■ **Quoted passage**:
□ □ □ □ □
Kokoro-tts

Open TerminallyLazy opened this issue 7 months ago • 0 comments

Added Kokoro TTS support in preload and run_ui scripts.
Introduced a new API endpoint for text-to-speech synthesis.
Updated settings to include TTS enable/disable option.
Refactored speech handling to utilize a centralized speech store.
Enhanced UI with new speech button and SVG icon.
Updated dependencies in requirements.txt for Kokoro TTS.

Docker Image Size Impact

Current: ~9.17 GB
Addition: ~400-450 MB (4-5% increase)
- Kokoro model: ~350 MB (or 80 MB if quantized)
- Dependencies: ~50-100 MB

Memory Consumption Impact

Base memory: +80-150 MB when model is loaded
Active TTS: +200-400 MB during audio generation
Peak usage: +500-600 MB during heavy TTS workloads

Key Optimizations Already in Place

Lazy loading - model only loads on first TTS request
Single instance - shared pipeline across requests
Async processing - non-blocking operations
Text chunking - 300-char limits for memory efficiency

Recommendations for Further Optimization

Model quantization - reduce from 350MB to 80MB (75% savings)
□ □ □ □ □
■ **Data lines**:

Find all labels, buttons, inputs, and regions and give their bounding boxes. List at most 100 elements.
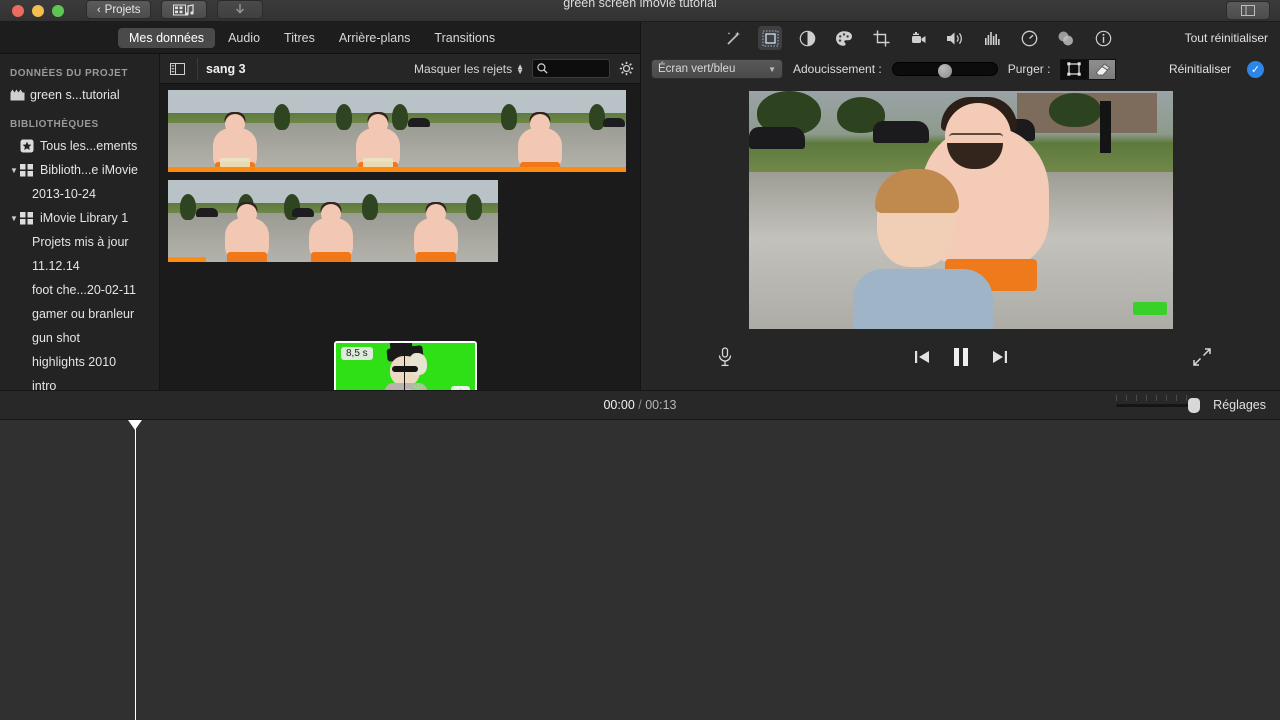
□ □ □ □ □
■ **Tasks for this exercise**:
A) According to the Kokoro TTS issue, what character limit is applied when text is chunked?
B) State whether each statement agrees with the Kokoro TTS issue, answering yes or no and quoting the deciding words: (i) The Kokoro model is loaded when the application starts. (ii) Quantizing the Kokoro model would bring it down to about 80 MB. (iii) The Docker image currently measures about 9.17 GB.
C) Resume the Kokoro TTS issue after its final line, adding further recommendations for optimization.

■ **Answers to the problems**:
A) Text is chunked with a 300-character limit.

B) (i) No: "Lazy loading - model only loads on first TTS request". (ii) Yes: "Model quantization - reduce from 350MB to 80MB (75% savings)". (iii) Yes: "Current: ~9.17 GB".

C)
Memory monitoring - track actual usage patterns
Resource limits - set container memory caps for TTS processes

The impact is quite modest - about 5% image size increase and reasonable memory overhead. The Kokoro model is specifically designed for edge devices, so it's already optimized for low resource usage.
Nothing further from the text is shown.